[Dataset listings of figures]
========================================

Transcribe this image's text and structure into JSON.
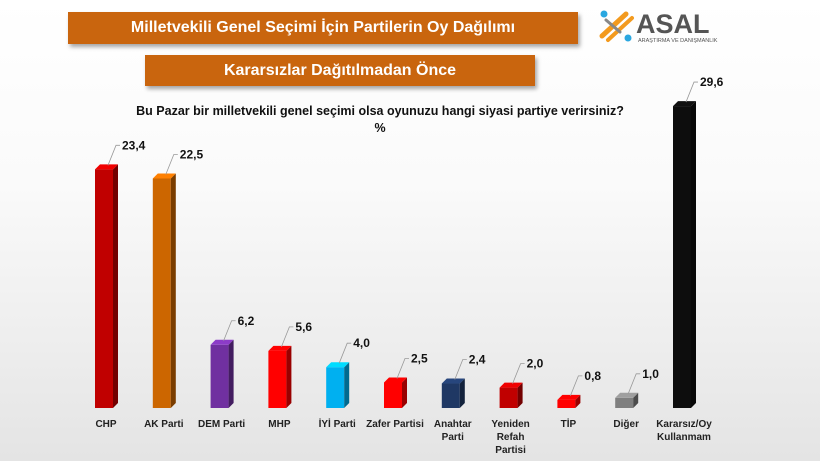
{
  "header": {
    "title": "Milletvekili Genel Seçimi İçin Partilerin Oy Dağılımı",
    "subtitle": "Kararsızlar Dağıtılmadan Önce"
  },
  "logo": {
    "name": "ASAL",
    "tagline": "ARAŞTIRMA VE DANIŞMANLIK",
    "colors": [
      "#f39a1e",
      "#2aa7e0"
    ]
  },
  "chart_data": {
    "type": "bar",
    "title": "Bu Pazar bir milletvekili genel seçimi olsa oyunuzu hangi siyasi partiye verirsiniz?",
    "subtitle": "%",
    "categories": [
      "CHP",
      "AK Parti",
      "DEM Parti",
      "MHP",
      "İYİ Parti",
      "Zafer Partisi",
      "Anahtar Parti",
      "Yeniden Refah Partisi",
      "TİP",
      "Diğer",
      "Kararsız/Oy Kullanmam"
    ],
    "category_lines": [
      [
        "CHP"
      ],
      [
        "AK Parti"
      ],
      [
        "DEM Parti"
      ],
      [
        "MHP"
      ],
      [
        "İYİ Parti"
      ],
      [
        "Zafer Partisi"
      ],
      [
        "Anahtar",
        "Parti"
      ],
      [
        "Yeniden",
        "Refah",
        "Partisi"
      ],
      [
        "TİP"
      ],
      [
        "Diğer"
      ],
      [
        "Kararsız/Oy",
        "Kullanmam"
      ]
    ],
    "values": [
      23.4,
      22.5,
      6.2,
      5.6,
      4.0,
      2.5,
      2.4,
      2.0,
      0.8,
      1.0,
      29.6
    ],
    "labels": [
      "23,4",
      "22,5",
      "6,2",
      "5,6",
      "4,0",
      "2,5",
      "2,4",
      "2,0",
      "0,8",
      "1,0",
      "29,6"
    ],
    "colors": [
      "#c00000",
      "#cc6600",
      "#7030a0",
      "#ff0000",
      "#00b0f0",
      "#ff0000",
      "#1f3864",
      "#c00000",
      "#ff0000",
      "#7f7f7f",
      "#0d0d0d"
    ],
    "ylim": [
      0,
      30
    ],
    "grid": false,
    "legend": "none"
  }
}
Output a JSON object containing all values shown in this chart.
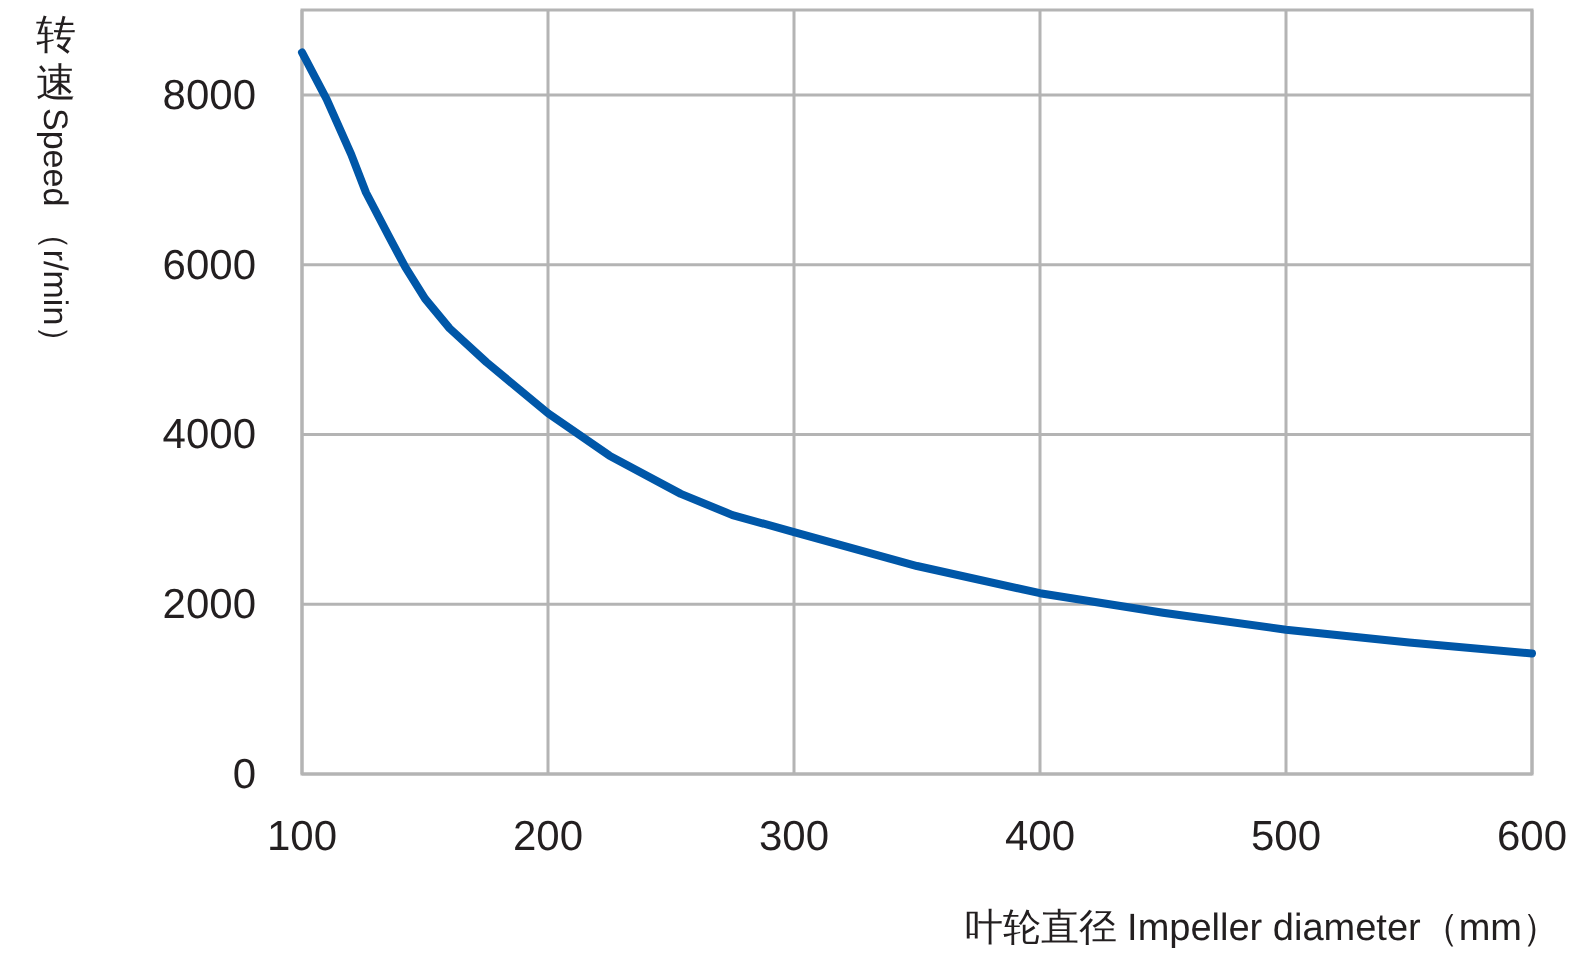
{
  "chart_data": {
    "type": "line",
    "xlabel": "叶轮直径 Impeller diameter（mm）",
    "ylabel": "转速 Speed （r/min）",
    "x": [
      100,
      110,
      120,
      126,
      135,
      142,
      150,
      160,
      175,
      200,
      225,
      254,
      275,
      300,
      350,
      400,
      450,
      500,
      550,
      600
    ],
    "series": [
      {
        "color": "#0057a8",
        "values": [
          8500,
          7950,
          7300,
          6850,
          6350,
          5970,
          5600,
          5250,
          4850,
          4250,
          3750,
          3300,
          3050,
          2850,
          2450,
          2130,
          1900,
          1700,
          1550,
          1420
        ]
      }
    ],
    "xlim": [
      100,
      600
    ],
    "ylim": [
      0,
      9000
    ],
    "xticks": [
      100,
      200,
      300,
      400,
      500,
      600
    ],
    "yticks": [
      0,
      2000,
      4000,
      6000,
      8000
    ],
    "grid": true,
    "marker": "none",
    "line_style": "solid"
  }
}
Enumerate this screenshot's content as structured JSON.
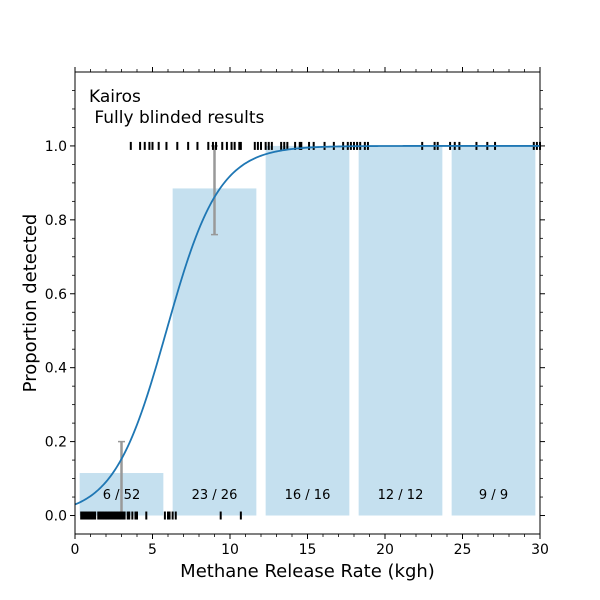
{
  "chart_data": {
    "type": "bar",
    "title": "",
    "xlabel": "Methane Release Rate (kgh)",
    "ylabel": "Proportion detected",
    "xlim": [
      0,
      30
    ],
    "ylim": [
      -0.05,
      1.2
    ],
    "xticks": [
      0,
      5,
      10,
      15,
      20,
      25,
      30
    ],
    "yticks": [
      0.0,
      0.2,
      0.4,
      0.6,
      0.8,
      1.0
    ],
    "xtick_labels": [
      "0",
      "5",
      "10",
      "15",
      "20",
      "25",
      "30"
    ],
    "ytick_labels": [
      "0.0",
      "0.2",
      "0.4",
      "0.6",
      "0.8",
      "1.0"
    ],
    "grid": false,
    "annotation": {
      "line1": "Kairos",
      "line2": " Fully blinded results"
    },
    "colors": {
      "bar": "#c5e0ef",
      "curve": "#1f77b4",
      "errorbar": "#999999",
      "rug": "#000000"
    },
    "bins": [
      {
        "x0": 0.3,
        "x1": 5.7,
        "value": 0.115,
        "label": "6 / 52",
        "err_x": 3.0,
        "err_low": 0.0,
        "err_high": 0.2
      },
      {
        "x0": 6.3,
        "x1": 11.7,
        "value": 0.885,
        "label": "23 / 26",
        "err_x": 9.0,
        "err_low": 0.76,
        "err_high": 1.0
      },
      {
        "x0": 12.3,
        "x1": 17.7,
        "value": 1.0,
        "label": "16 / 16"
      },
      {
        "x0": 18.3,
        "x1": 23.7,
        "value": 1.0,
        "label": "12 / 12"
      },
      {
        "x0": 24.3,
        "x1": 29.7,
        "value": 1.0,
        "label": "9 / 9"
      }
    ],
    "fit_curve": {
      "logistic_x0": 5.9,
      "logistic_k": 0.59,
      "logistic_ymax": 1.0
    },
    "rug_detected": [
      3.6,
      4.2,
      4.5,
      4.8,
      5.0,
      5.4,
      5.9,
      6.6,
      7.3,
      7.9,
      8.6,
      8.9,
      9.1,
      9.5,
      9.8,
      10.1,
      10.3,
      10.6,
      10.7,
      11.6,
      11.8,
      12.0,
      12.3,
      12.5,
      12.7,
      13.3,
      13.5,
      13.7,
      14.2,
      14.5,
      14.6,
      15.1,
      15.4,
      16.1,
      16.7,
      17.3,
      17.6,
      17.8,
      18.0,
      18.2,
      18.4,
      18.7,
      18.9,
      22.4,
      23.2,
      23.4,
      24.2,
      24.5,
      24.8,
      25.9,
      26.6,
      27.1,
      29.6,
      29.8,
      30.0
    ],
    "rug_not_detected": [
      0.4,
      0.5,
      0.6,
      0.7,
      0.8,
      0.9,
      1.0,
      1.1,
      1.2,
      1.3,
      1.5,
      1.6,
      1.7,
      1.8,
      1.9,
      2.0,
      2.1,
      2.2,
      2.3,
      2.4,
      2.5,
      2.6,
      2.7,
      2.8,
      2.9,
      3.0,
      3.1,
      3.2,
      3.4,
      3.5,
      3.7,
      3.9,
      4.0,
      4.6,
      5.8,
      6.0,
      6.1,
      6.3,
      6.5,
      9.4,
      10.7
    ]
  }
}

========================================

Pick out the lines that include the word "xlabel" and write them out.

● WORKED SOLUTION
    "xlabel": "叶轮直径 Impeller diameter（mm）",
    "xlabel": "Methane Release Rate (kgh)",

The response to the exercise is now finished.